What is asked
Write the data out again, character for character, with no images.

Record set
┏━━
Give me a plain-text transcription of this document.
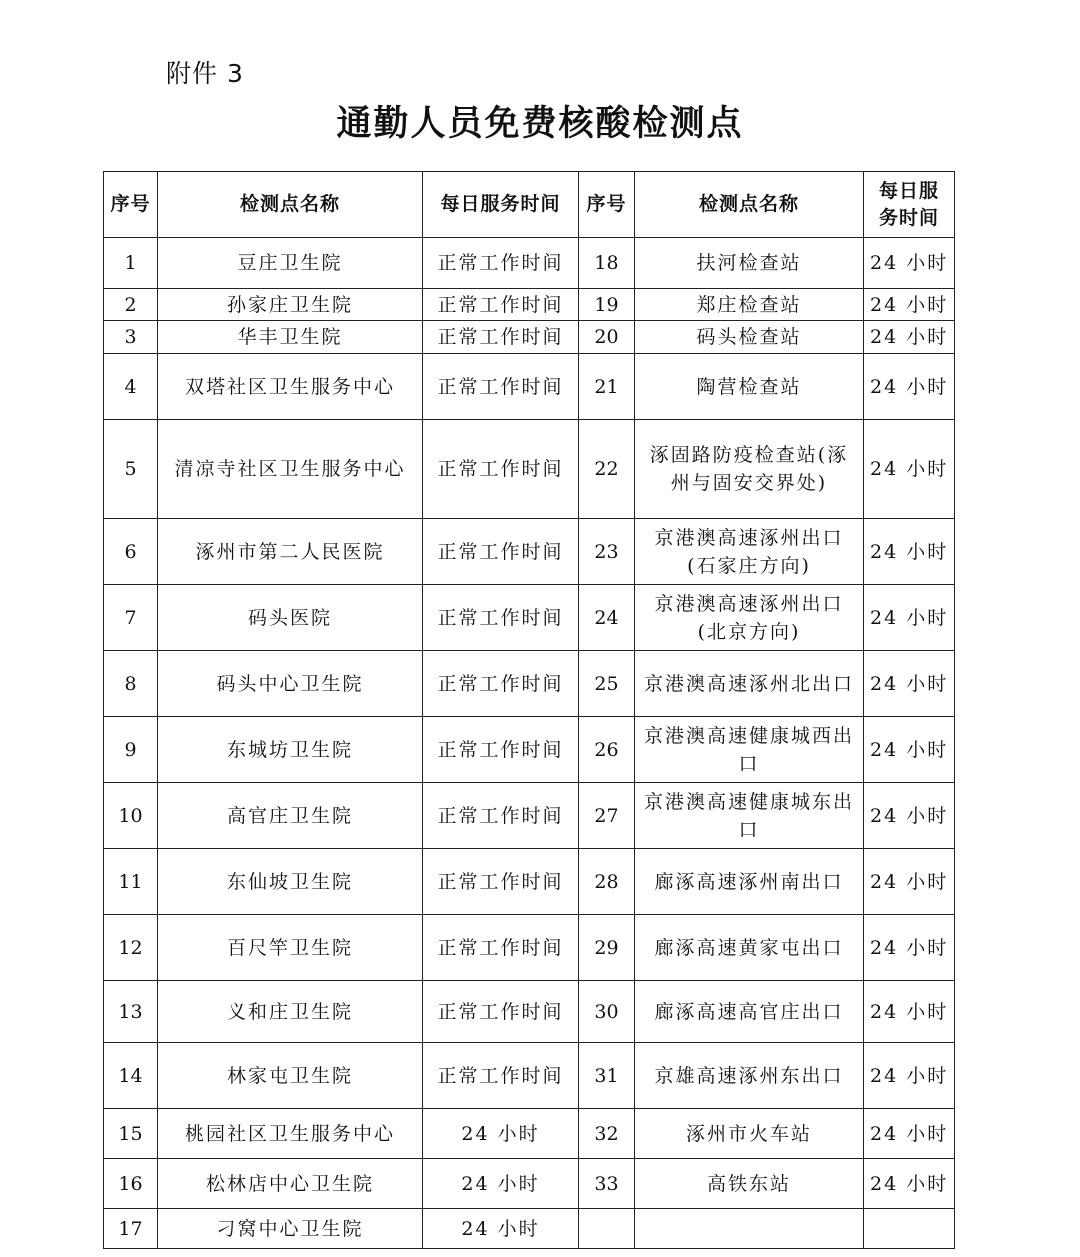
附件 3
通勤人员免费核酸检测点
序号	检测点名称	每日服务时间	序号	检测点名称	每日服务时间
1	豆庄卫生院	正常工作时间	18	扶河检查站	24 小时
2	孙家庄卫生院	正常工作时间	19	郑庄检查站	24 小时
3	华丰卫生院	正常工作时间	20	码头检查站	24 小时
4	双塔社区卫生服务中心	正常工作时间	21	陶营检查站	24 小时
5	清凉寺社区卫生服务中心	正常工作时间	22	涿固路防疫检查站(涿州与固安交界处)	24 小时
6	涿州市第二人民医院	正常工作时间	23	京港澳高速涿州出口(石家庄方向)	24 小时
7	码头医院	正常工作时间	24	京港澳高速涿州出口(北京方向)	24 小时
8	码头中心卫生院	正常工作时间	25	京港澳高速涿州北出口	24 小时
9	东城坊卫生院	正常工作时间	26	京港澳高速健康城西出口	24 小时
10	高官庄卫生院	正常工作时间	27	京港澳高速健康城东出口	24 小时
11	东仙坡卫生院	正常工作时间	28	廊涿高速涿州南出口	24 小时
12	百尺竿卫生院	正常工作时间	29	廊涿高速黄家屯出口	24 小时
13	义和庄卫生院	正常工作时间	30	廊涿高速高官庄出口	24 小时
14	林家屯卫生院	正常工作时间	31	京雄高速涿州东出口	24 小时
15	桃园社区卫生服务中心	24 小时	32	涿州市火车站	24 小时
16	松林店中心卫生院	24 小时	33	高铁东站	24 小时
17	刁窝中心卫生院	24 小时			
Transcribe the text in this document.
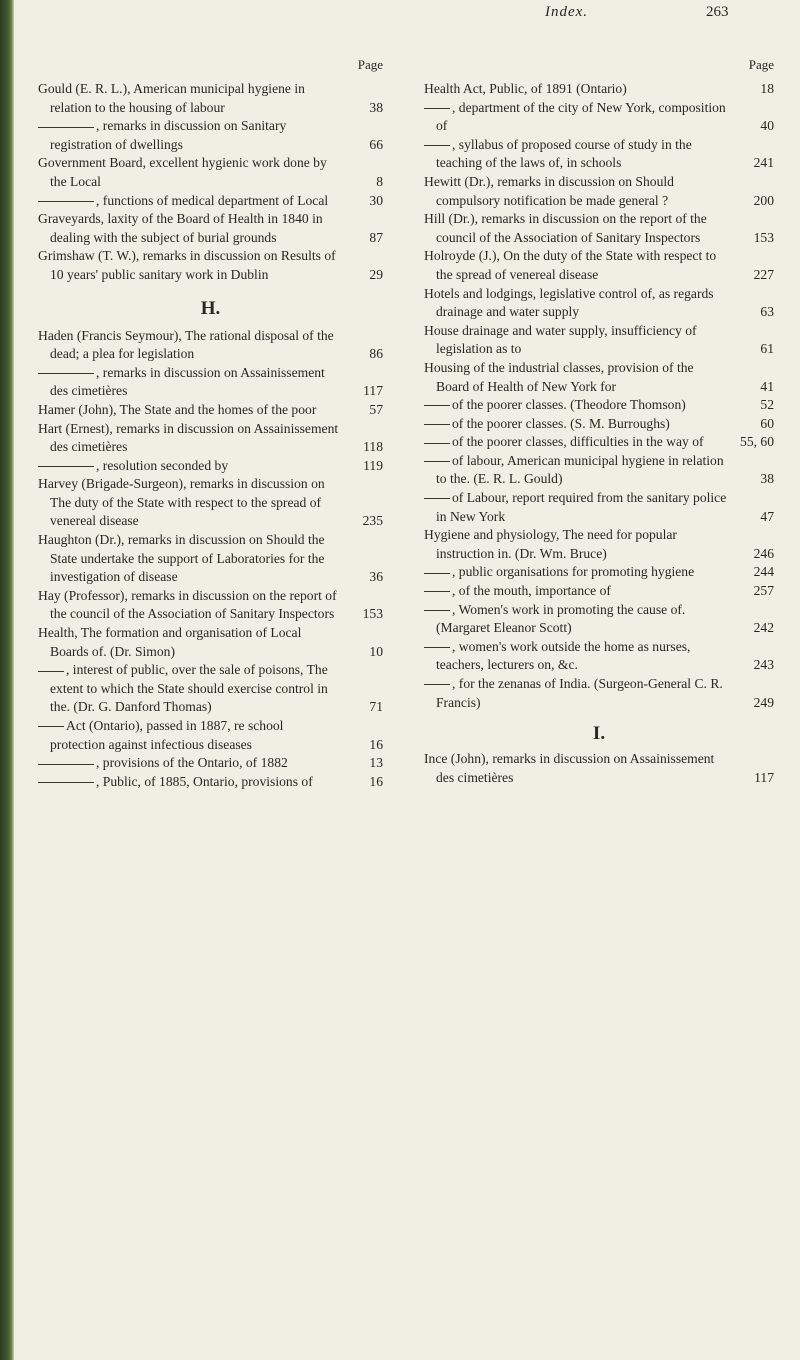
Index.	263
Page
Gould (E. R. L.), American municipal hygiene in relation to the housing of labour	38
, remarks in discussion on Sanitary registration of dwellings	66
Government Board, excellent hygienic work done by the Local	8
, functions of medical department of Local	30
Graveyards, laxity of the Board of Health in 1840 in dealing with the subject of burial grounds	87
Grimshaw (T. W.), remarks in discussion on Results of 10 years' public sanitary work in Dublin	29
H.
Haden (Francis Seymour), The rational disposal of the dead; a plea for legislation	86
, remarks in discussion on Assainissement des cimetières	117
Hamer (John), The State and the homes of the poor	57
Hart (Ernest), remarks in discussion on Assainissement des cimetières	118
, resolution seconded by	119
Harvey (Brigade-Surgeon), remarks in discussion on The duty of the State with respect to the spread of venereal disease	235
Haughton (Dr.), remarks in discussion on Should the State undertake the support of Laboratories for the investigation of disease	36
Hay (Professor), remarks in discussion on the report of the council of the Association of Sanitary Inspectors	153
Health, The formation and organisation of Local Boards of. (Dr. Simon)	10
, interest of public, over the sale of poisons, The extent to which the State should exercise control in the. (Dr. G. Danford Thomas)	71
Act (Ontario), passed in 1887, re school protection against infectious diseases	16
, provisions of the Ontario, of 1882	13
, Public, of 1885, Ontario, provisions of	16
Page
Health Act, Public, of 1891 (Ontario)	18
, department of the city of New York, composition of	40
, syllabus of proposed course of study in the teaching of the laws of, in schools	241
Hewitt (Dr.), remarks in discussion on Should compulsory notification be made general ?	200
Hill (Dr.), remarks in discussion on the report of the council of the Association of Sanitary Inspectors	153
Holroyde (J.), On the duty of the State with respect to the spread of venereal disease	227
Hotels and lodgings, legislative control of, as regards drainage and water supply	63
House drainage and water supply, insufficiency of legislation as to	61
Housing of the industrial classes, provision of the Board of Health of New York for	41
of the poorer classes. (Theodore Thomson)	52
of the poorer classes. (S. M. Burroughs)	60
of the poorer classes, difficulties in the way of	55, 60
of labour, American municipal hygiene in relation to the. (E. R. L. Gould)	38
of Labour, report required from the sanitary police in New York	47
Hygiene and physiology, The need for popular instruction in. (Dr. Wm. Bruce)	246
, public organisations for promoting hygiene	244
, of the mouth, importance of	257
, Women's work in promoting the cause of. (Margaret Eleanor Scott)	242
, women's work outside the home as nurses, teachers, lecturers on, &c.	243
, for the zenanas of India. (Surgeon-General C. R. Francis)	249
I.
Ince (John), remarks in discussion on Assainissement des cimetières	117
┗━━
Solution
Give me a plain-text transcription of this document.
附件 3
通勤人员免费核酸检测点
序号	检测点名称	每日服务时间	序号	检测点名称	每日服务时间
1	豆庄卫生院	正常工作时间	18	扶河检查站	24 小时
2	孙家庄卫生院	正常工作时间	19	郑庄检查站	24 小时
3	华丰卫生院	正常工作时间	20	码头检查站	24 小时
4	双塔社区卫生服务中心	正常工作时间	21	陶营检查站	24 小时
5	清凉寺社区卫生服务中心	正常工作时间	22	涿固路防疫检查站(涿州与固安交界处)	24 小时
6	涿州市第二人民医院	正常工作时间	23	京港澳高速涿州出口(石家庄方向)	24 小时
7	码头医院	正常工作时间	24	京港澳高速涿州出口(北京方向)	24 小时
8	码头中心卫生院	正常工作时间	25	京港澳高速涿州北出口	24 小时
9	东城坊卫生院	正常工作时间	26	京港澳高速健康城西出口	24 小时
10	高官庄卫生院	正常工作时间	27	京港澳高速健康城东出口	24 小时
11	东仙坡卫生院	正常工作时间	28	廊涿高速涿州南出口	24 小时
12	百尺竿卫生院	正常工作时间	29	廊涿高速黄家屯出口	24 小时
13	义和庄卫生院	正常工作时间	30	廊涿高速高官庄出口	24 小时
14	林家屯卫生院	正常工作时间	31	京雄高速涿州东出口	24 小时
15	桃园社区卫生服务中心	24 小时	32	涿州市火车站	24 小时
16	松林店中心卫生院	24 小时	33	高铁东站	24 小时
17	刁窝中心卫生院	24 小时			
Transcribe the text in this document.
Index.	263
Page
Gould (E. R. L.), American municipal hygiene in relation to the housing of labour	38
, remarks in discussion on Sanitary registration of dwellings	66
Government Board, excellent hygienic work done by the Local	8
, functions of medical department of Local	30
Graveyards, laxity of the Board of Health in 1840 in dealing with the subject of burial grounds	87
Grimshaw (T. W.), remarks in discussion on Results of 10 years' public sanitary work in Dublin	29
H.
Haden (Francis Seymour), The rational disposal of the dead; a plea for legislation	86
, remarks in discussion on Assainissement des cimetières	117
Hamer (John), The State and the homes of the poor	57
Hart (Ernest), remarks in discussion on Assainissement des cimetières	118
, resolution seconded by	119
Harvey (Brigade-Surgeon), remarks in discussion on The duty of the State with respect to the spread of venereal disease	235
Haughton (Dr.), remarks in discussion on Should the State undertake the support of Laboratories for the investigation of disease	36
Hay (Professor), remarks in discussion on the report of the council of the Association of Sanitary Inspectors	153
Health, The formation and organisation of Local Boards of. (Dr. Simon)	10
, interest of public, over the sale of poisons, The extent to which the State should exercise control in the. (Dr. G. Danford Thomas)	71
Act (Ontario), passed in 1887, re school protection against infectious diseases	16
, provisions of the Ontario, of 1882	13
, Public, of 1885, Ontario, provisions of	16
Page
Health Act, Public, of 1891 (Ontario)	18
, department of the city of New York, composition of	40
, syllabus of proposed course of study in the teaching of the laws of, in schools	241
Hewitt (Dr.), remarks in discussion on Should compulsory notification be made general ?	200
Hill (Dr.), remarks in discussion on the report of the council of the Association of Sanitary Inspectors	153
Holroyde (J.), On the duty of the State with respect to the spread of venereal disease	227
Hotels and lodgings, legislative control of, as regards drainage and water supply	63
House drainage and water supply, insufficiency of legislation as to	61
Housing of the industrial classes, provision of the Board of Health of New York for	41
of the poorer classes. (Theodore Thomson)	52
of the poorer classes. (S. M. Burroughs)	60
of the poorer classes, difficulties in the way of	55, 60
of labour, American municipal hygiene in relation to the. (E. R. L. Gould)	38
of Labour, report required from the sanitary police in New York	47
Hygiene and physiology, The need for popular instruction in. (Dr. Wm. Bruce)	246
, public organisations for promoting hygiene	244
, of the mouth, importance of	257
, Women's work in promoting the cause of. (Margaret Eleanor Scott)	242
, women's work outside the home as nurses, teachers, lecturers on, &c.	243
, for the zenanas of India. (Surgeon-General C. R. Francis)	249
I.
Ince (John), remarks in discussion on Assainissement des cimetières	117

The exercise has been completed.